-------- AVAILABLE RECORDS --------
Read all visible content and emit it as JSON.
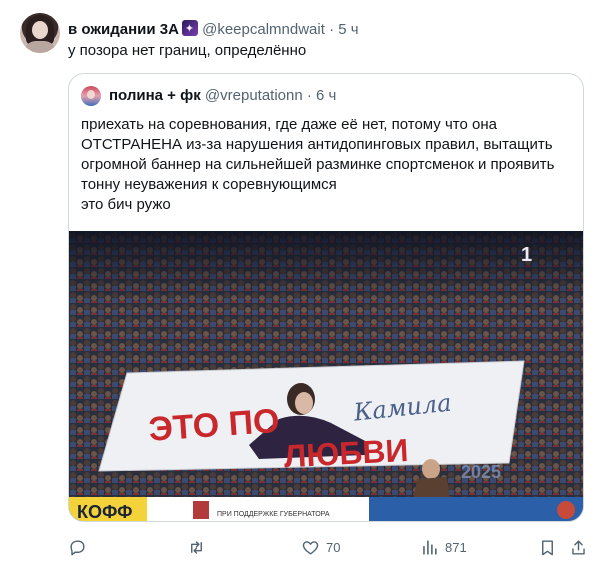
{
  "tweet": {
    "author_name": "в ожидании 3А",
    "author_handle": "@keepcalmndwait",
    "separator": "·",
    "time": "5 ч",
    "text": "у позора нет границ, определённо",
    "avatar_icon": "user-avatar"
  },
  "quote": {
    "author_name": "полина + фк",
    "author_handle": "@vreputationn",
    "separator": "·",
    "time": "6 ч",
    "text_lines": [
      "приехать на соревнования, где даже её нет, потому что она",
      "ОТСТРАНЕНА из-за нарушения антидопинговых правил, вытащить",
      "огромной баннер на сильнейшей разминке спортсменок и проявить",
      "тонну неуважения к соревнующимся",
      "это бич ружо"
    ],
    "media": {
      "banner_text_top": "ЭТО ПО",
      "banner_text_bottom": "ЛЮБВИ",
      "banner_script": "Камила",
      "board_text": "ПРИ ПОДДЕРЖКЕ ГУБЕРНАТОРА",
      "board_logo": "КОФФ",
      "channel_logo": "1",
      "year_text": "2025"
    }
  },
  "actions": {
    "reply_icon": "reply-icon",
    "retweet_icon": "retweet-icon",
    "like_icon": "heart-icon",
    "like_count": "70",
    "views_icon": "views-icon",
    "views_count": "871",
    "bookmark_icon": "bookmark-icon",
    "share_icon": "share-icon"
  },
  "colors": {
    "text_primary": "#0f1419",
    "text_secondary": "#536471",
    "border": "#cfd9de",
    "banner_red": "#c8282c"
  }
}
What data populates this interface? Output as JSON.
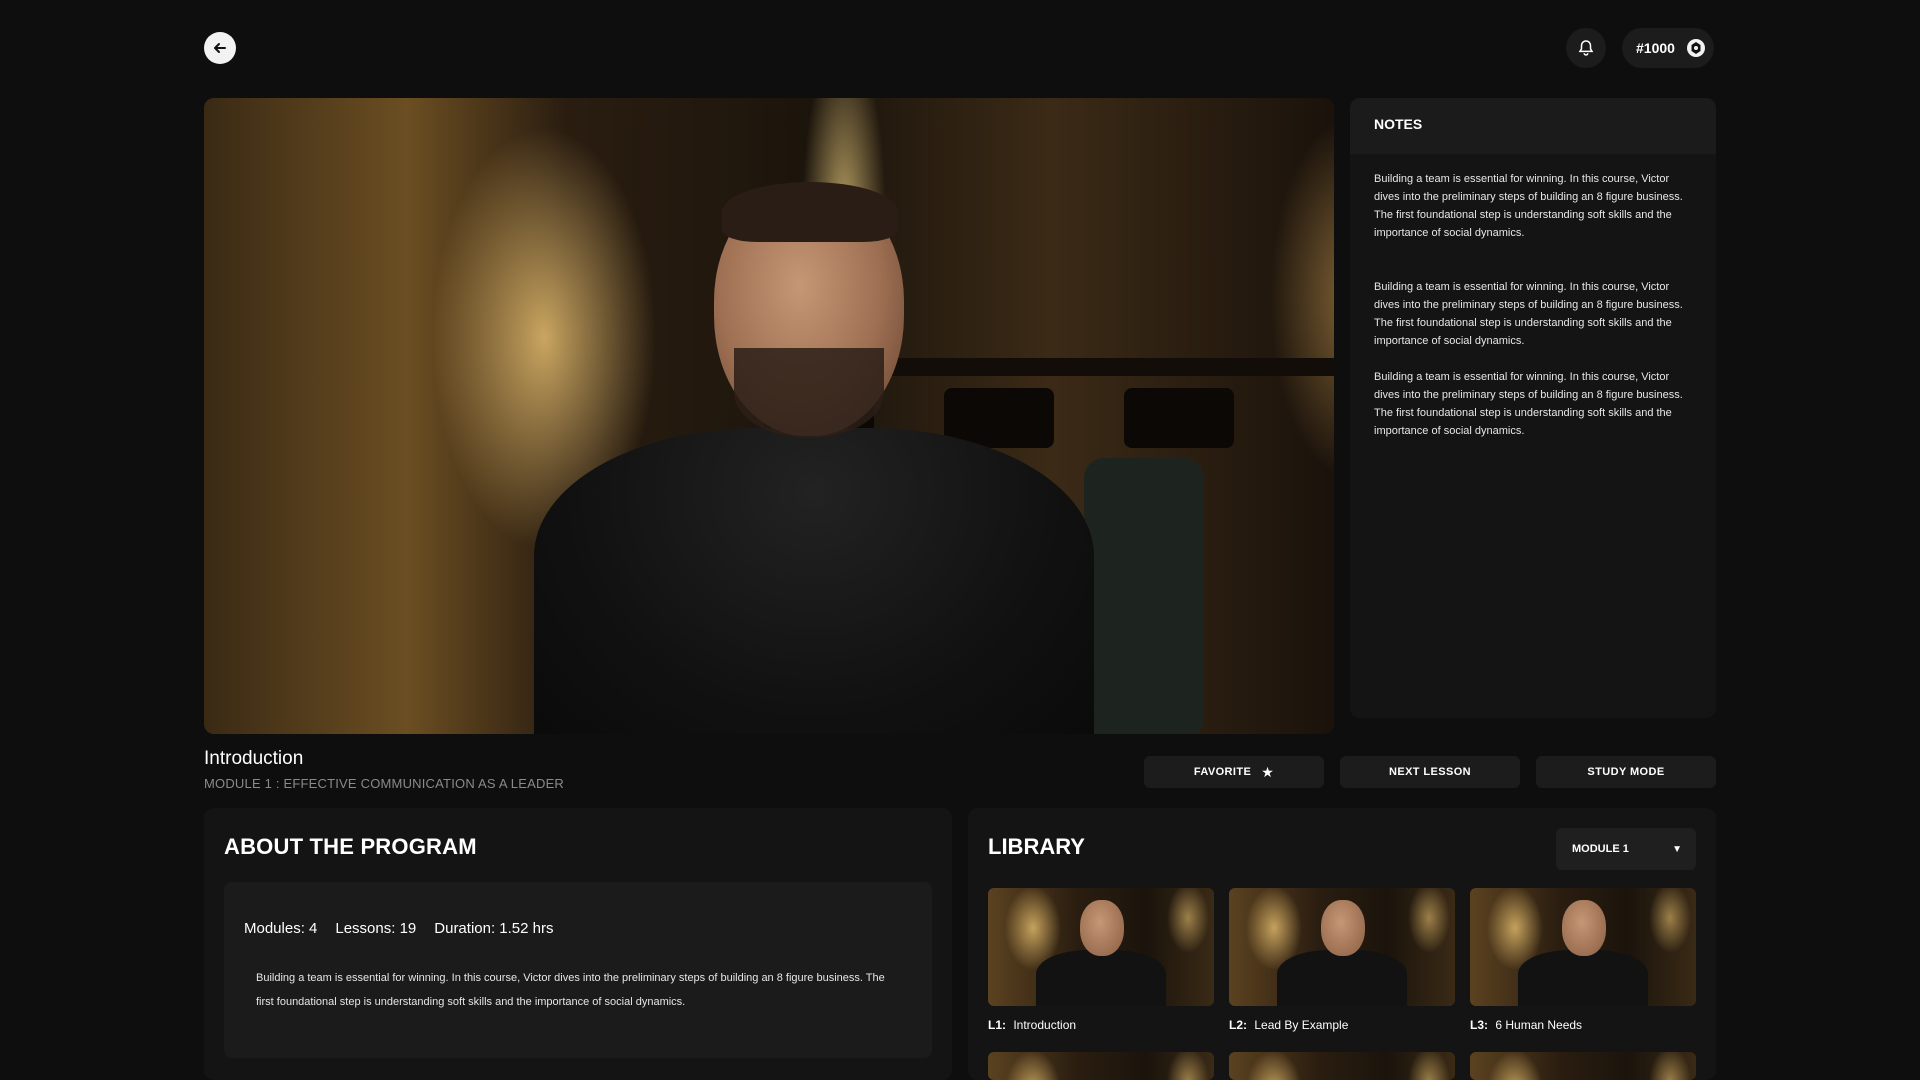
{
  "header": {
    "rank": "#1000",
    "icons": {
      "back": "arrow-left-icon",
      "notifications": "bell-icon",
      "rank": "badge-icon"
    }
  },
  "lesson": {
    "title": "Introduction",
    "module_label": "MODULE 1 : EFFECTIVE COMMUNICATION AS A LEADER"
  },
  "actions": {
    "favorite": "FAVORITE",
    "next_lesson": "NEXT LESSON",
    "study_mode": "STUDY MODE"
  },
  "notes": {
    "title": "NOTES",
    "paragraphs": [
      "Building a team is essential for winning. In this course, Victor dives into the preliminary steps of building an 8 figure business. The first foundational step is understanding soft skills and the importance of social dynamics.",
      "Building a team is essential for winning. In this course, Victor dives into the preliminary steps of building an 8 figure business. The first foundational step is understanding soft skills and the importance of social dynamics.",
      "Building a team is essential for winning. In this course, Victor dives into the preliminary steps of building an 8 figure business. The first foundational step is understanding soft skills and the importance of social dynamics."
    ]
  },
  "about": {
    "title": "ABOUT THE PROGRAM",
    "modules": "Modules: 4",
    "lessons": "Lessons: 19",
    "duration": "Duration: 1.52 hrs",
    "description": "Building a team is essential for winning. In this course, Victor dives into the preliminary steps of building an 8 figure business. The first foundational step is understanding soft skills and the importance of social dynamics."
  },
  "library": {
    "title": "LIBRARY",
    "module_select": "MODULE 1",
    "lessons": [
      {
        "code": "L1:",
        "name": "Introduction"
      },
      {
        "code": "L2:",
        "name": "Lead By Example"
      },
      {
        "code": "L3:",
        "name": "6 Human Needs"
      }
    ]
  },
  "colors": {
    "background": "#0e0e0e",
    "panel": "#141414",
    "button": "#1c1c1c",
    "muted_text": "#8a8a8a"
  }
}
--------
Keep every word of the data as it is when you write it out, but drop the pictures.

◆ **SOLUTION TO THIS EXERCISE**
Read all visible content and emit it as JSON.
{
  "tweet": {
    "author_name": "в ожидании 3А",
    "author_handle": "@keepcalmndwait",
    "separator": "·",
    "time": "5 ч",
    "text": "у позора нет границ, определённо",
    "avatar_icon": "user-avatar"
  },
  "quote": {
    "author_name": "полина + фк",
    "author_handle": "@vreputationn",
    "separator": "·",
    "time": "6 ч",
    "text_lines": [
      "приехать на соревнования, где даже её нет, потому что она",
      "ОТСТРАНЕНА из-за нарушения антидопинговых правил, вытащить",
      "огромной баннер на сильнейшей разминке спортсменок и проявить",
      "тонну неуважения к соревнующимся",
      "это бич ружо"
    ],
    "media": {
      "banner_text_top": "ЭТО ПО",
      "banner_text_bottom": "ЛЮБВИ",
      "banner_script": "Камила",
      "board_text": "ПРИ ПОДДЕРЖКЕ ГУБЕРНАТОРА",
      "board_logo": "КОФФ",
      "channel_logo": "1",
      "year_text": "2025"
    }
  },
  "actions": {
    "reply_icon": "reply-icon",
    "retweet_icon": "retweet-icon",
    "like_icon": "heart-icon",
    "like_count": "70",
    "views_icon": "views-icon",
    "views_count": "871",
    "bookmark_icon": "bookmark-icon",
    "share_icon": "share-icon"
  },
  "colors": {
    "text_primary": "#0f1419",
    "text_secondary": "#536471",
    "border": "#cfd9de",
    "banner_red": "#c8282c"
  }
}
What data populates this interface? Output as JSON.
{
  "header": {
    "rank": "#1000",
    "icons": {
      "back": "arrow-left-icon",
      "notifications": "bell-icon",
      "rank": "badge-icon"
    }
  },
  "lesson": {
    "title": "Introduction",
    "module_label": "MODULE 1 : EFFECTIVE COMMUNICATION AS A LEADER"
  },
  "actions": {
    "favorite": "FAVORITE",
    "next_lesson": "NEXT LESSON",
    "study_mode": "STUDY MODE"
  },
  "notes": {
    "title": "NOTES",
    "paragraphs": [
      "Building a team is essential for winning. In this course, Victor dives into the preliminary steps of building an 8 figure business. The first foundational step is understanding soft skills and the importance of social dynamics.",
      "Building a team is essential for winning. In this course, Victor dives into the preliminary steps of building an 8 figure business. The first foundational step is understanding soft skills and the importance of social dynamics.",
      "Building a team is essential for winning. In this course, Victor dives into the preliminary steps of building an 8 figure business. The first foundational step is understanding soft skills and the importance of social dynamics."
    ]
  },
  "about": {
    "title": "ABOUT THE PROGRAM",
    "modules": "Modules: 4",
    "lessons": "Lessons: 19",
    "duration": "Duration: 1.52 hrs",
    "description": "Building a team is essential for winning. In this course, Victor dives into the preliminary steps of building an 8 figure business. The first foundational step is understanding soft skills and the importance of social dynamics."
  },
  "library": {
    "title": "LIBRARY",
    "module_select": "MODULE 1",
    "lessons": [
      {
        "code": "L1:",
        "name": "Introduction"
      },
      {
        "code": "L2:",
        "name": "Lead By Example"
      },
      {
        "code": "L3:",
        "name": "6 Human Needs"
      }
    ]
  },
  "colors": {
    "background": "#0e0e0e",
    "panel": "#141414",
    "button": "#1c1c1c",
    "muted_text": "#8a8a8a"
  }
}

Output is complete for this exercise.